• ENTRIES:
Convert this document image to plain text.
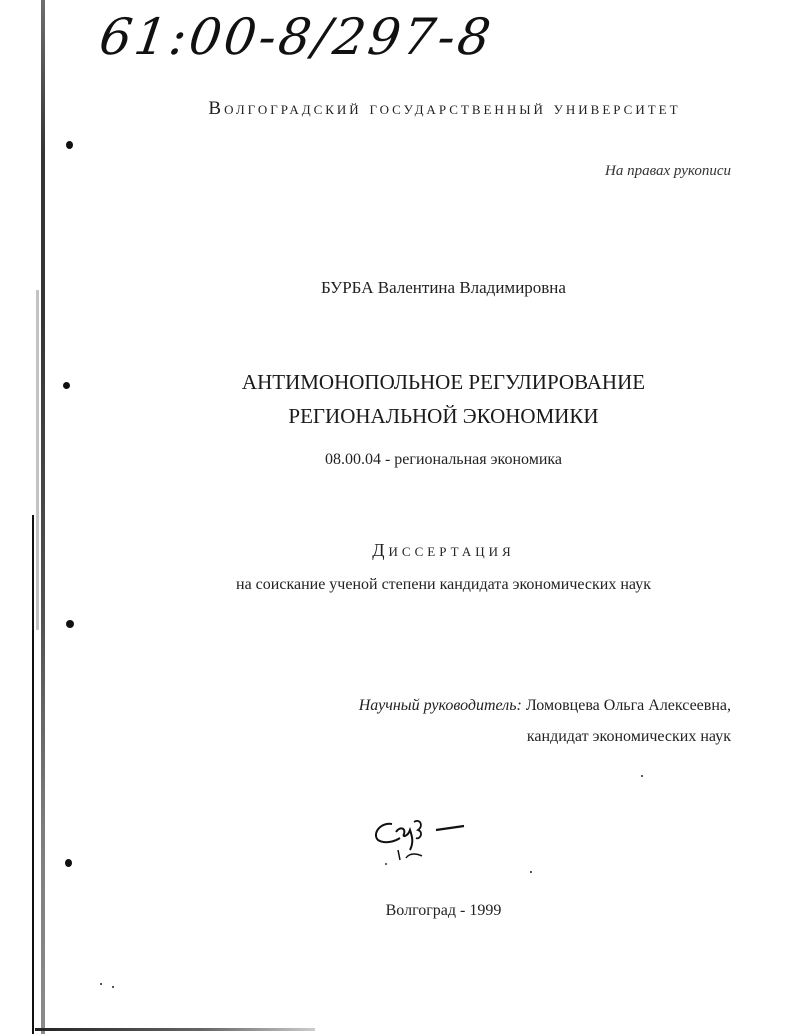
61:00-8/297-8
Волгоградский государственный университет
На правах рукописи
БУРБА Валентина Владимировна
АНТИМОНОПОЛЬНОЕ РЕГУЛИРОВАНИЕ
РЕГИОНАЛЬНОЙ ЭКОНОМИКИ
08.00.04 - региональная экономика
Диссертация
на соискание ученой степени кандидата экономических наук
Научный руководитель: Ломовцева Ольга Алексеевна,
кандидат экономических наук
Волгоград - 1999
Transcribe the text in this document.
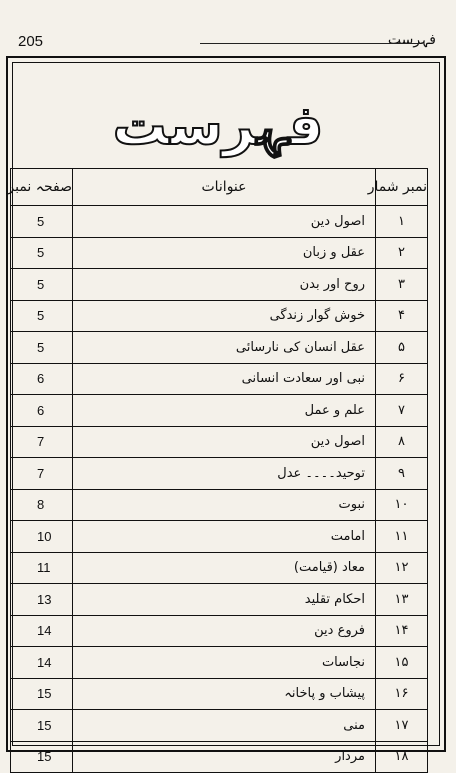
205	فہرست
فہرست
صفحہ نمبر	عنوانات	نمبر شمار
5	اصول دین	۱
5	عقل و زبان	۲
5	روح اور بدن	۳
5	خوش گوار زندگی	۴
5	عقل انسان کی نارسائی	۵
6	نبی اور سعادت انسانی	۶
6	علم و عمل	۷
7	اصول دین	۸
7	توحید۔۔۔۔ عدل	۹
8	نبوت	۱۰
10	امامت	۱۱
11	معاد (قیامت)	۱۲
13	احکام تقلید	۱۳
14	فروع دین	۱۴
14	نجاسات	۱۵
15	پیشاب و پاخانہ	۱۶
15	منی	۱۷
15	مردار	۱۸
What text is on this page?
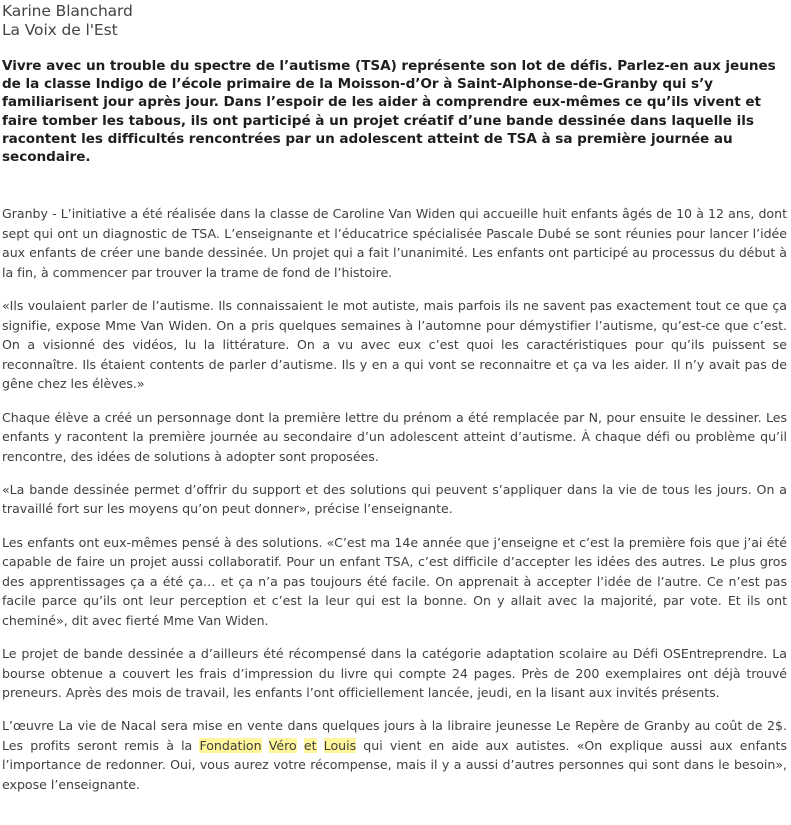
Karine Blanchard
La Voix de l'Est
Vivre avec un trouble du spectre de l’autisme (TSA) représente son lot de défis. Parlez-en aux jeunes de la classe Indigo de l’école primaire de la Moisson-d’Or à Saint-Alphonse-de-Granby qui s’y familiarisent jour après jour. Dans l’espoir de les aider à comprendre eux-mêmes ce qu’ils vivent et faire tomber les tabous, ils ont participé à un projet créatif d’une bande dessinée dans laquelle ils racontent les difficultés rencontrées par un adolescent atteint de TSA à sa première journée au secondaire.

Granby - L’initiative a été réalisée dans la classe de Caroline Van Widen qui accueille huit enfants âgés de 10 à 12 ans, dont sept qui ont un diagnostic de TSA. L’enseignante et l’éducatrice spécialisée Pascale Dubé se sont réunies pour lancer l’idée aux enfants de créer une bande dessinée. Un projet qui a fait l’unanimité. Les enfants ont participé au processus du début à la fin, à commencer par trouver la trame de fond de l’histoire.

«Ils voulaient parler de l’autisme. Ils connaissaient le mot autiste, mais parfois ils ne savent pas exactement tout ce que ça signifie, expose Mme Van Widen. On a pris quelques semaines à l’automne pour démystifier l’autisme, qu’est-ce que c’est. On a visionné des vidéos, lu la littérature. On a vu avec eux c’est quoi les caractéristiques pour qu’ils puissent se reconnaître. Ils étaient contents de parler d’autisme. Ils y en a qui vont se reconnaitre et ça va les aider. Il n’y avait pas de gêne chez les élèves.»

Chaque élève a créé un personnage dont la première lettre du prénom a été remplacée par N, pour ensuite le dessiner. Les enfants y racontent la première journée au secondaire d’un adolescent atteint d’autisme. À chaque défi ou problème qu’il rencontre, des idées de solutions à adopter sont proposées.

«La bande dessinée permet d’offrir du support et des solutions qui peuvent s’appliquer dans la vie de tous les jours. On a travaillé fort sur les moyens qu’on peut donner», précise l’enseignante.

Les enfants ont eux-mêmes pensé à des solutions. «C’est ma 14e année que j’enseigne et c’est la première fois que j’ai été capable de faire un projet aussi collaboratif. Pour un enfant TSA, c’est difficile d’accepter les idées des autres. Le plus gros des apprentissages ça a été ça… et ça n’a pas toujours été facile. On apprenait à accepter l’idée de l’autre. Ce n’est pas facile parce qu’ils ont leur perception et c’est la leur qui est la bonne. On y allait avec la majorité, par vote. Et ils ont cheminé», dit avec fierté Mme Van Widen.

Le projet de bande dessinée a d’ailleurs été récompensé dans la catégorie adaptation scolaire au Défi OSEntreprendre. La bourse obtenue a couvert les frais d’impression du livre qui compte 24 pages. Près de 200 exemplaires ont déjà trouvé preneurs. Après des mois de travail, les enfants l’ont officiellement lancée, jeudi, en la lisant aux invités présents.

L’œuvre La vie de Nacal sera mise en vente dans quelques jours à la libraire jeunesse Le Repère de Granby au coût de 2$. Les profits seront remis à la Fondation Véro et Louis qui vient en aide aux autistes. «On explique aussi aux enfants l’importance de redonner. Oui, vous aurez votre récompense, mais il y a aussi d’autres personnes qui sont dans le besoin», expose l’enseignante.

* * *

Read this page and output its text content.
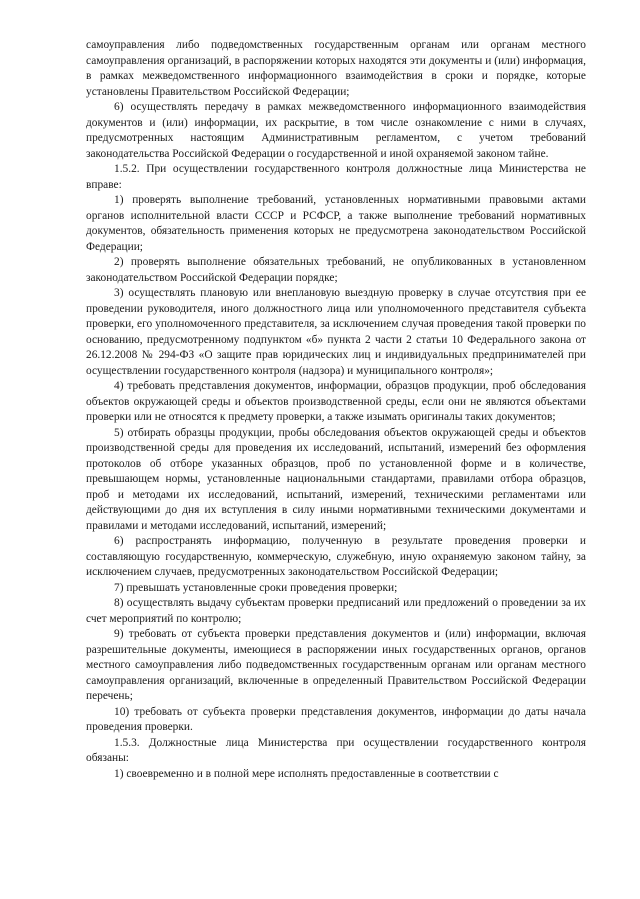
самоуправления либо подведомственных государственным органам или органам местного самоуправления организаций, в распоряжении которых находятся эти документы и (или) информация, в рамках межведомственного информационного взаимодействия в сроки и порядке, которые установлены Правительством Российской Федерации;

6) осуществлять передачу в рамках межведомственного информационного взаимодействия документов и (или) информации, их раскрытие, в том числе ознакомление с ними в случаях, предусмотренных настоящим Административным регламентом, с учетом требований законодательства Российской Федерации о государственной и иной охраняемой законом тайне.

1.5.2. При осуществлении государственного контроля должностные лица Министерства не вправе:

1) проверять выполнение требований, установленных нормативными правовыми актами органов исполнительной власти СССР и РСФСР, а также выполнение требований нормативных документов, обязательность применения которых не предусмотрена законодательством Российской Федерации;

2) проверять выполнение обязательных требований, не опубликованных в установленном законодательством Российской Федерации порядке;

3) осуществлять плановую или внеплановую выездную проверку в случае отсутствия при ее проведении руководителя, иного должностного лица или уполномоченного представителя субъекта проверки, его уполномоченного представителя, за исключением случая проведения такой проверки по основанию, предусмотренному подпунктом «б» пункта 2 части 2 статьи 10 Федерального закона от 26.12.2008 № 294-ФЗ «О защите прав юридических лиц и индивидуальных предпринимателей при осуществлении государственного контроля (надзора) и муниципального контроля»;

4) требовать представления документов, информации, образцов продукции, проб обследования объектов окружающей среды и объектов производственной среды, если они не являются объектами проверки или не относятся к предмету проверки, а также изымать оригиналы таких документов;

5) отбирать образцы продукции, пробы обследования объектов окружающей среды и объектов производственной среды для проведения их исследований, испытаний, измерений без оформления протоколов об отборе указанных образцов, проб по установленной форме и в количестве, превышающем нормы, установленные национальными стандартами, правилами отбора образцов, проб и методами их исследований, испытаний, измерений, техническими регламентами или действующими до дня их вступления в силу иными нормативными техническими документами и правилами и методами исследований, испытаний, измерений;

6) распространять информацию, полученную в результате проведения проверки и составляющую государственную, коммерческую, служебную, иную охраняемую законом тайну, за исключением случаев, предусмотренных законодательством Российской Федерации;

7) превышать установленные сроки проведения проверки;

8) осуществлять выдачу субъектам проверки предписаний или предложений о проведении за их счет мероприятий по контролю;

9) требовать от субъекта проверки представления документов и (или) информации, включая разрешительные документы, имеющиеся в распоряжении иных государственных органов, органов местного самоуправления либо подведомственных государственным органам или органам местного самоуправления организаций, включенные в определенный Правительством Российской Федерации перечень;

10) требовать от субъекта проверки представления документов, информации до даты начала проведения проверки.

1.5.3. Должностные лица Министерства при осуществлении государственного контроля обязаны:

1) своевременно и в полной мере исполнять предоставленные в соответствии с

• YOUR GOAL: Consider the entries above and return each line with the string "также".

• RESPONSE TO THE TASK:
1) проверять выполнение требований, установленных нормативными правовыми актами органов исполнительной власти СССР и РСФСР, а также выполнение требований нормативных документов, обязательность применения которых не предусмотрена законодательством Российской Федерации;
4) требовать представления документов, информации, образцов продукции, проб обследования объектов окружающей среды и объектов производственной среды, если они не являются объектами проверки или не относятся к предмету проверки, а также изымать оригиналы таких документов;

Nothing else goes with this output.